── ROWS ──
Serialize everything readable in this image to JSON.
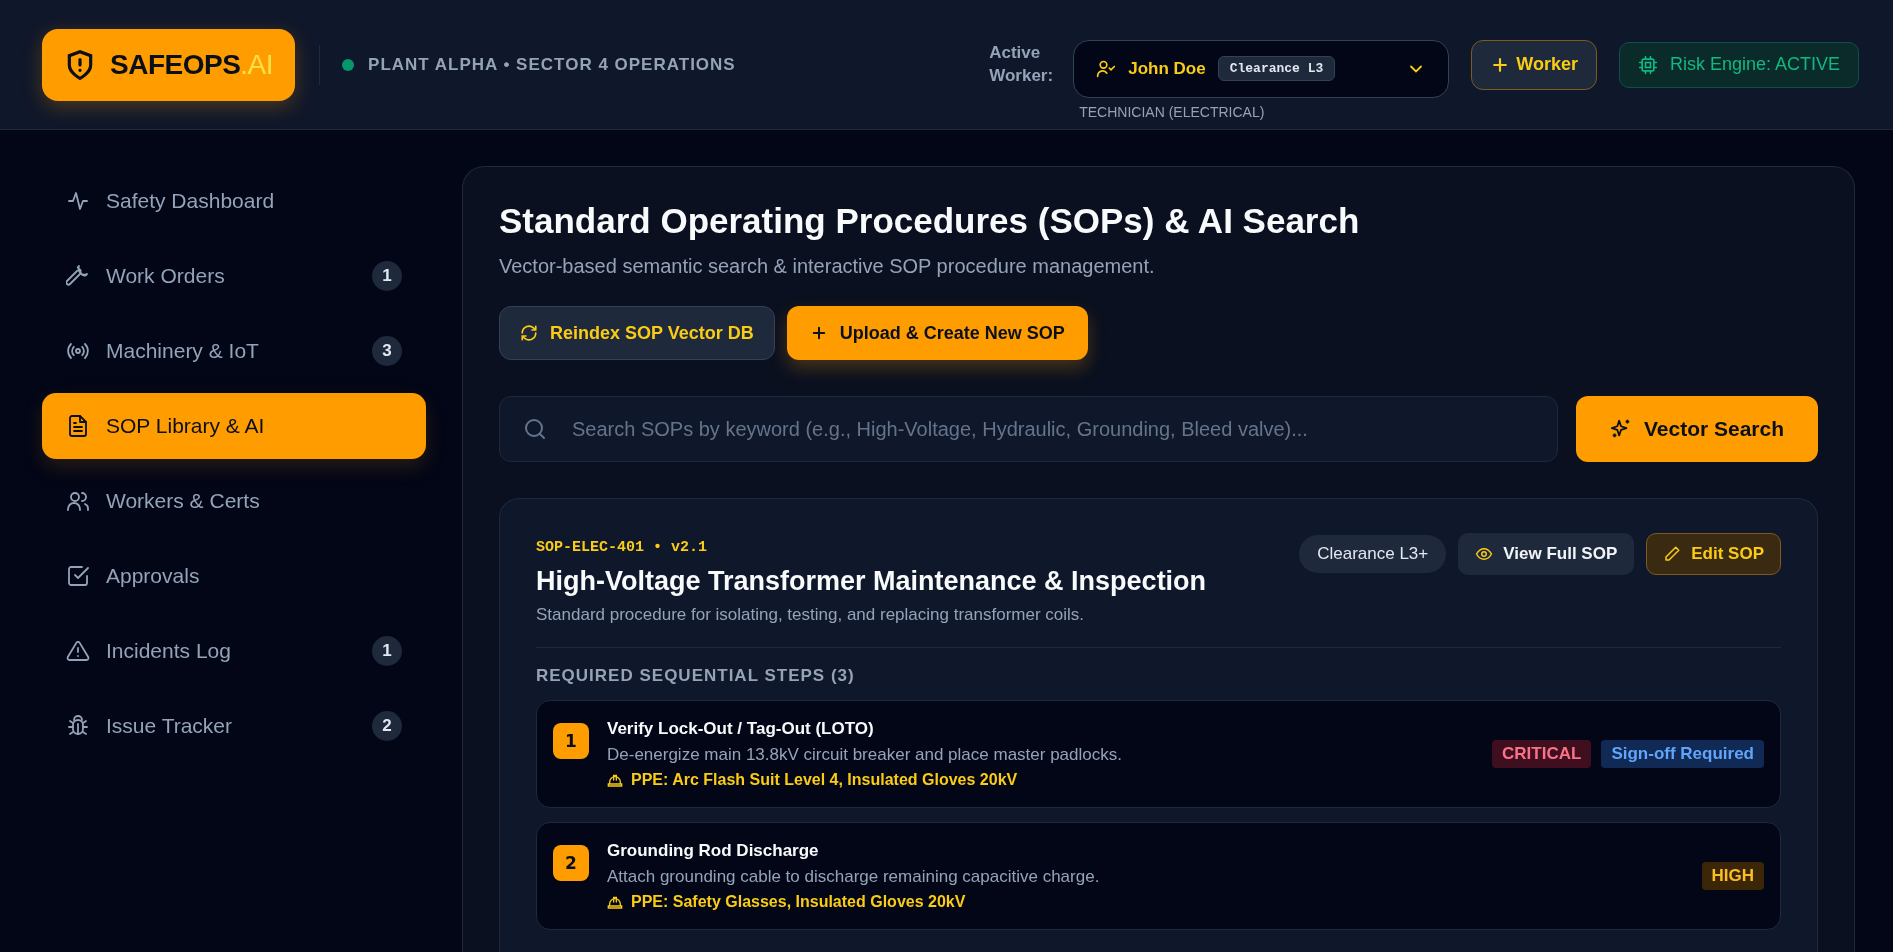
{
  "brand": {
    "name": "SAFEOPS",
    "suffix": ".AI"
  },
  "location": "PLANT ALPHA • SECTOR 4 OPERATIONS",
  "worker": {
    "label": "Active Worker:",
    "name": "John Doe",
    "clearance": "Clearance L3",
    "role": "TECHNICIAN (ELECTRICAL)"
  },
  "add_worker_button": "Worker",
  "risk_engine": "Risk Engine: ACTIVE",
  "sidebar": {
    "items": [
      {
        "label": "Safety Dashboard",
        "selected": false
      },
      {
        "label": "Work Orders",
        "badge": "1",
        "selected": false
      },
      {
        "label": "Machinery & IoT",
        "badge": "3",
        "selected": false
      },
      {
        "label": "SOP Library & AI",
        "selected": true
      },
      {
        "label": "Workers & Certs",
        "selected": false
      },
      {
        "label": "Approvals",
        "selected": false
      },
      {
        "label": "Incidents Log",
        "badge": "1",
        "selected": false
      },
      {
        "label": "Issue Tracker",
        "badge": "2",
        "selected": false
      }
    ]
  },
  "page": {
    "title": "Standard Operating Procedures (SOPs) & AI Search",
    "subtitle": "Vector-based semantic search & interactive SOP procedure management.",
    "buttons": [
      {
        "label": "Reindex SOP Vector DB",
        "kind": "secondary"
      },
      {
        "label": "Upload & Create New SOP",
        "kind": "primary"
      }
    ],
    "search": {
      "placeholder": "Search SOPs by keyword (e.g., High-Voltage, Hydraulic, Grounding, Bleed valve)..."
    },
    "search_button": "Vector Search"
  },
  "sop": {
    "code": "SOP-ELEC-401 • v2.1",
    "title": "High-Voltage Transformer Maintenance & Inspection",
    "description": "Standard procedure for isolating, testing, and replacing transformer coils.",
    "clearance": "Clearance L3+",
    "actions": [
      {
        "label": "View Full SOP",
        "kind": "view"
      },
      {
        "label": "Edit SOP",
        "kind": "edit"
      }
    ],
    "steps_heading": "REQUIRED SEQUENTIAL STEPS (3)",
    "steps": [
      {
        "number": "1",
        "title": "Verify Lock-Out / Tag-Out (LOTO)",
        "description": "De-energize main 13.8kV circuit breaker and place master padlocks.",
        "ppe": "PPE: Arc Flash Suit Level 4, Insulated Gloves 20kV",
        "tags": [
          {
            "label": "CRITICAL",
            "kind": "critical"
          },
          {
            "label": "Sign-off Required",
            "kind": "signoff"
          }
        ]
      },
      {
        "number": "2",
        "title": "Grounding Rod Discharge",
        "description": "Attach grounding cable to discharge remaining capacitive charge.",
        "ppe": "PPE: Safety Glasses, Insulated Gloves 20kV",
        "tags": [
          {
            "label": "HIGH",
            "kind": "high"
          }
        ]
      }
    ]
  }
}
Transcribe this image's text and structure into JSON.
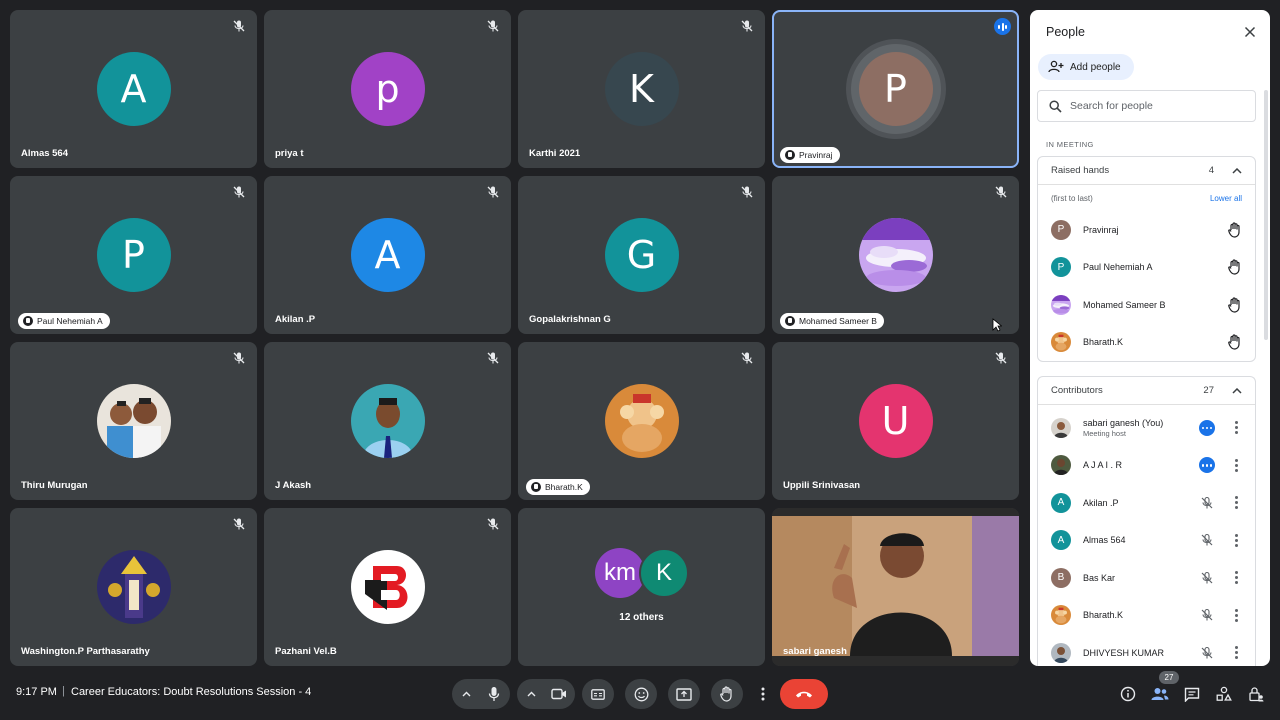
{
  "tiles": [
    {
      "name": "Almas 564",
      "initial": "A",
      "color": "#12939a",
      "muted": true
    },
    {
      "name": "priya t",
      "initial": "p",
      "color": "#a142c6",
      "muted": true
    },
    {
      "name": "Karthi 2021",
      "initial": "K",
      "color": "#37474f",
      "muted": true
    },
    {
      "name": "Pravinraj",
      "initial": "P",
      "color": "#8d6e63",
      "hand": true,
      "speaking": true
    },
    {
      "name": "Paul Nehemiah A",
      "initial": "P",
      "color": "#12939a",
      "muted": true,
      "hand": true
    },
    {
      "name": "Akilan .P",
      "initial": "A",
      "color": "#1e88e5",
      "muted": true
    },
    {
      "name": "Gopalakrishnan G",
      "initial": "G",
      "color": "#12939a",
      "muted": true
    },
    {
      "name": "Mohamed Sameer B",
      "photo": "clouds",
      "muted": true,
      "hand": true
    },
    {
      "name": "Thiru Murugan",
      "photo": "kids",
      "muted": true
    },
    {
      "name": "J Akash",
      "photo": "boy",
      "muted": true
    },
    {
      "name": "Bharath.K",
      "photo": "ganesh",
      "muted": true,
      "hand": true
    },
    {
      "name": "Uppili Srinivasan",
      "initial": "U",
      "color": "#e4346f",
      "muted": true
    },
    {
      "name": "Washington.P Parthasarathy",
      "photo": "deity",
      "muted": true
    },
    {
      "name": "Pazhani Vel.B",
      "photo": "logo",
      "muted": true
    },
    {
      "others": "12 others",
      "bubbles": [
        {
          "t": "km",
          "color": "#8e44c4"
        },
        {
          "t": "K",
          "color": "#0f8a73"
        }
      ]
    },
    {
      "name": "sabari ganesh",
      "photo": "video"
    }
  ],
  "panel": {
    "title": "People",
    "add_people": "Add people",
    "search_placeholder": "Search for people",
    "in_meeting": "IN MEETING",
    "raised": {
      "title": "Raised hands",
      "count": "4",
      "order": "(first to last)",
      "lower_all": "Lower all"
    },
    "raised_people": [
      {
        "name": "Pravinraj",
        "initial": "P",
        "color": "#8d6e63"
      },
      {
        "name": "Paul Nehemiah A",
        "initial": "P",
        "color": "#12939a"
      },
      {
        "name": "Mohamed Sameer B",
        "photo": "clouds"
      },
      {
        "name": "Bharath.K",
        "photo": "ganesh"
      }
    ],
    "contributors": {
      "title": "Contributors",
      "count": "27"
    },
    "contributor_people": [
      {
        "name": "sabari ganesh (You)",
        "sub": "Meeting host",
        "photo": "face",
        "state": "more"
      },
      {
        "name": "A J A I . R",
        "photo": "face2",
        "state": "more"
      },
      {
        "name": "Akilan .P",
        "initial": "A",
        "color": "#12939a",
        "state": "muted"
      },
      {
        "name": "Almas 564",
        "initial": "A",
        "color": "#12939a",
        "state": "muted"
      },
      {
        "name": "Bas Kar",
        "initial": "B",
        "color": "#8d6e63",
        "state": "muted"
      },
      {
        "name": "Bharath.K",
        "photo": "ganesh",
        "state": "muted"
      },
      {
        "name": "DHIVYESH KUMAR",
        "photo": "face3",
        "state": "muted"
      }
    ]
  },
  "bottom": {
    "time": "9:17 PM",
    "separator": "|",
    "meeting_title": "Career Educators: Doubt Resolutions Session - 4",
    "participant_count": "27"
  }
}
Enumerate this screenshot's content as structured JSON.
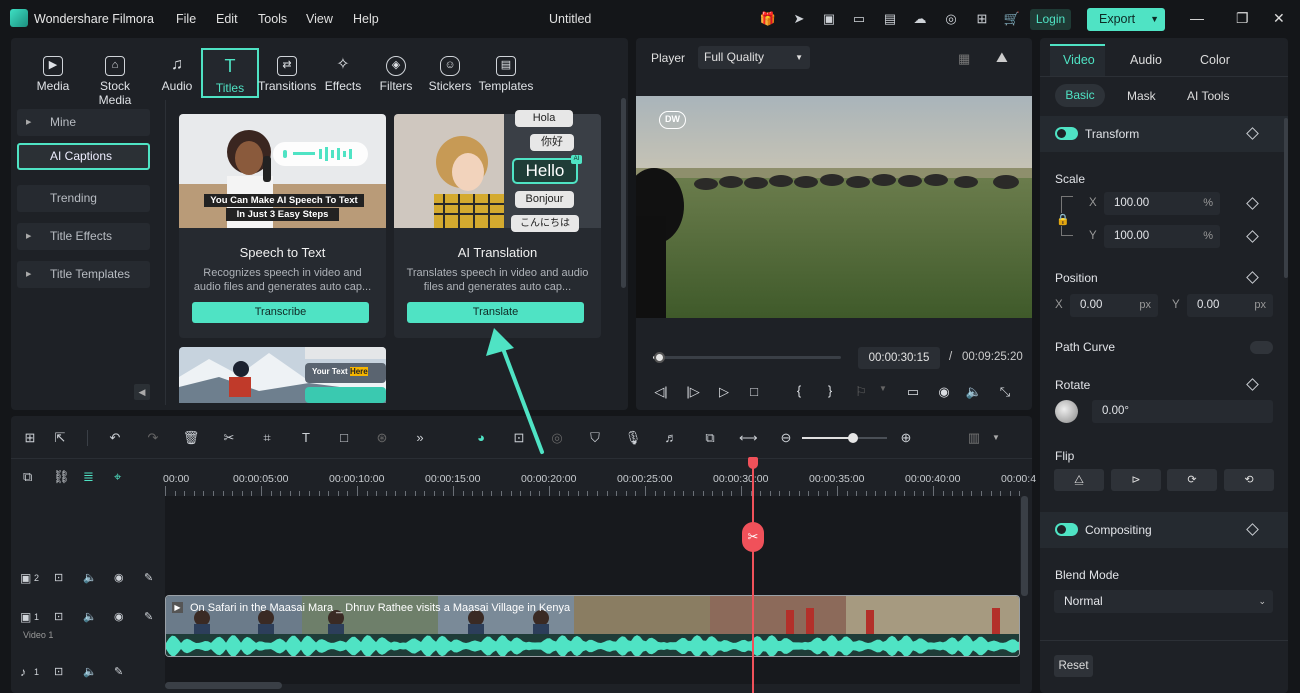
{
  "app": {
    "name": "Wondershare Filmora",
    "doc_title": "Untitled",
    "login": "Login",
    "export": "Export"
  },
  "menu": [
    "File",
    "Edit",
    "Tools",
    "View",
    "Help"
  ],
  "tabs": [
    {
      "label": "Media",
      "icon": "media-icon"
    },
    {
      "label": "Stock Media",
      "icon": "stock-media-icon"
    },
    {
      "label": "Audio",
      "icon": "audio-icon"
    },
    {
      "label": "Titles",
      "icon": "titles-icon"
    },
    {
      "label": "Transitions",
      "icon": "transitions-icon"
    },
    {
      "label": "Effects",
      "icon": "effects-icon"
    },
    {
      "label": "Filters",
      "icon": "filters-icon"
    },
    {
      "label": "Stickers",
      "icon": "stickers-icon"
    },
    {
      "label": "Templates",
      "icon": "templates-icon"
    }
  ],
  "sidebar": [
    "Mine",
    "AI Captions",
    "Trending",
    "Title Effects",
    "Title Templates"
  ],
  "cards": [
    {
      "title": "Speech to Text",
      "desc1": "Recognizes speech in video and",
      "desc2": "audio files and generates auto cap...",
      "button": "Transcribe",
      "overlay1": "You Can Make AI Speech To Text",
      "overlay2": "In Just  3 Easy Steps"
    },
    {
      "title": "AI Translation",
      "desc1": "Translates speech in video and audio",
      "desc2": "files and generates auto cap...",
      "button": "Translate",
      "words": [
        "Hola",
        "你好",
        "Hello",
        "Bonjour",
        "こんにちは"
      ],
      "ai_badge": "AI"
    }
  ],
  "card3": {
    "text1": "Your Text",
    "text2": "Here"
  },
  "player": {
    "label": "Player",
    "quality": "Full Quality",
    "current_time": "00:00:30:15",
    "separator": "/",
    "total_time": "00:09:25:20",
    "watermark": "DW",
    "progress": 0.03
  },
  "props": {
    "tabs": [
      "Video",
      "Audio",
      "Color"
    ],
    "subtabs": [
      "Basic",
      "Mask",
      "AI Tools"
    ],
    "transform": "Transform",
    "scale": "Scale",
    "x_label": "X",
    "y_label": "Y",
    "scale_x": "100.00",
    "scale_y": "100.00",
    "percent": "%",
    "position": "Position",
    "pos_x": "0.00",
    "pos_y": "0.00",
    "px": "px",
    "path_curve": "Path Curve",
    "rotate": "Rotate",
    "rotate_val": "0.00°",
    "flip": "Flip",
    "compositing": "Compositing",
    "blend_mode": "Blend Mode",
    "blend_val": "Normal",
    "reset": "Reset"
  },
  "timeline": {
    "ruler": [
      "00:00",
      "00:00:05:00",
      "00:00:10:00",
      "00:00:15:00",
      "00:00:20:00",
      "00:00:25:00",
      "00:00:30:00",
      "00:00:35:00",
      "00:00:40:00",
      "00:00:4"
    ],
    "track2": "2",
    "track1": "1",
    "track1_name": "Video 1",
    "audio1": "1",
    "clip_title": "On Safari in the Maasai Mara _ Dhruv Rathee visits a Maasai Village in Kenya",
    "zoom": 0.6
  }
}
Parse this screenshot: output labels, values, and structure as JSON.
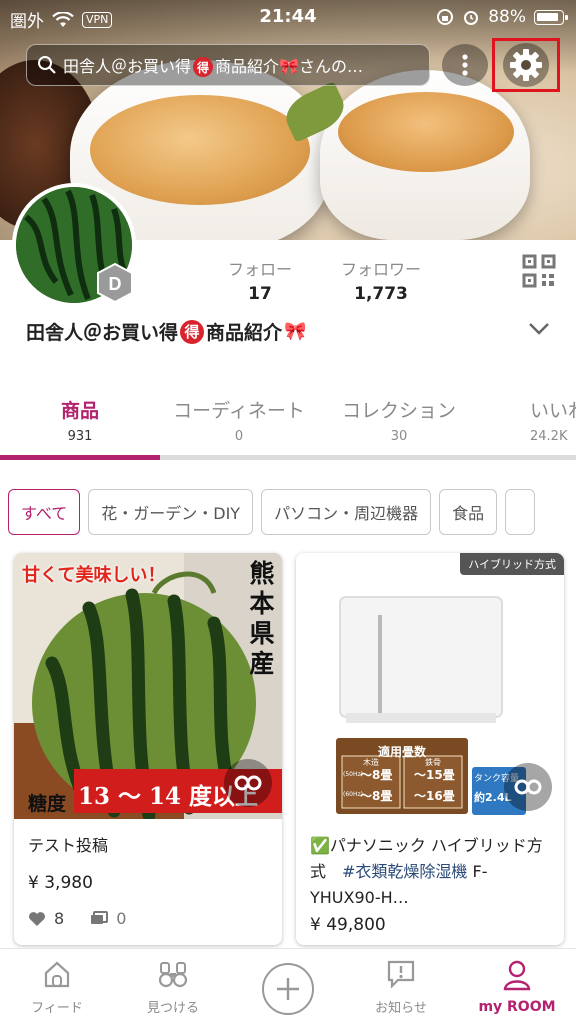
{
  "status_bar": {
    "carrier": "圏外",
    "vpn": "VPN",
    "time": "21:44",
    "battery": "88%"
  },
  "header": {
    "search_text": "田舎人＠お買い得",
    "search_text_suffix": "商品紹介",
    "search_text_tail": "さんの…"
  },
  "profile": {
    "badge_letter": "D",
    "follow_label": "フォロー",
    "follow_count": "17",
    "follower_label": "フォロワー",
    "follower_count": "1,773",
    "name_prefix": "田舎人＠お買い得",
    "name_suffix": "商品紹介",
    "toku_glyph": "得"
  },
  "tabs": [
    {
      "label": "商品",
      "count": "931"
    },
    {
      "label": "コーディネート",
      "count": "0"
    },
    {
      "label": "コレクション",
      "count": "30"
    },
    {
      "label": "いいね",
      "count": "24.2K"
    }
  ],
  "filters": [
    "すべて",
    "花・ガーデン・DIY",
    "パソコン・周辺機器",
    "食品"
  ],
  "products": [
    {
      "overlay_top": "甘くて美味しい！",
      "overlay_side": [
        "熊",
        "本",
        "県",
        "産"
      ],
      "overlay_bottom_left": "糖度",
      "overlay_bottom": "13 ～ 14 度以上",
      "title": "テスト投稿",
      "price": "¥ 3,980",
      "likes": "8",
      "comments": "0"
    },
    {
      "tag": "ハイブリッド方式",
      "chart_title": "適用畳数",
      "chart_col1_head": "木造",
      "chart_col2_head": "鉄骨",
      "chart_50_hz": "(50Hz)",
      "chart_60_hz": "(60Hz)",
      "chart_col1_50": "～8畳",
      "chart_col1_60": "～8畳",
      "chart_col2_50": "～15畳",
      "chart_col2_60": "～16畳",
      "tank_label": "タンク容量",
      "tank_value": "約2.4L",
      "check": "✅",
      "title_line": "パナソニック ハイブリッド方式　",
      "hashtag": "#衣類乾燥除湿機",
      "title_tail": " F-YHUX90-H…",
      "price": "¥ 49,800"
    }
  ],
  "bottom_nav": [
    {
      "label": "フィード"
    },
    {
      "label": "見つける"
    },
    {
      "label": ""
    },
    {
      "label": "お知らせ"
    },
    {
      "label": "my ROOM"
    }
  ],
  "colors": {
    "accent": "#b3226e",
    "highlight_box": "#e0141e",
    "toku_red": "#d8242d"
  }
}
───
* [WHAT TO WORK ON]
Search the data above for the string "ganesh" and copy each line that has it.

* [TASK RESULT]
      "photo": "ganesh",
      "name": "sabari ganesh",
        "photo": "ganesh"
        "name": "sabari ganesh (You)",
        "photo": "ganesh",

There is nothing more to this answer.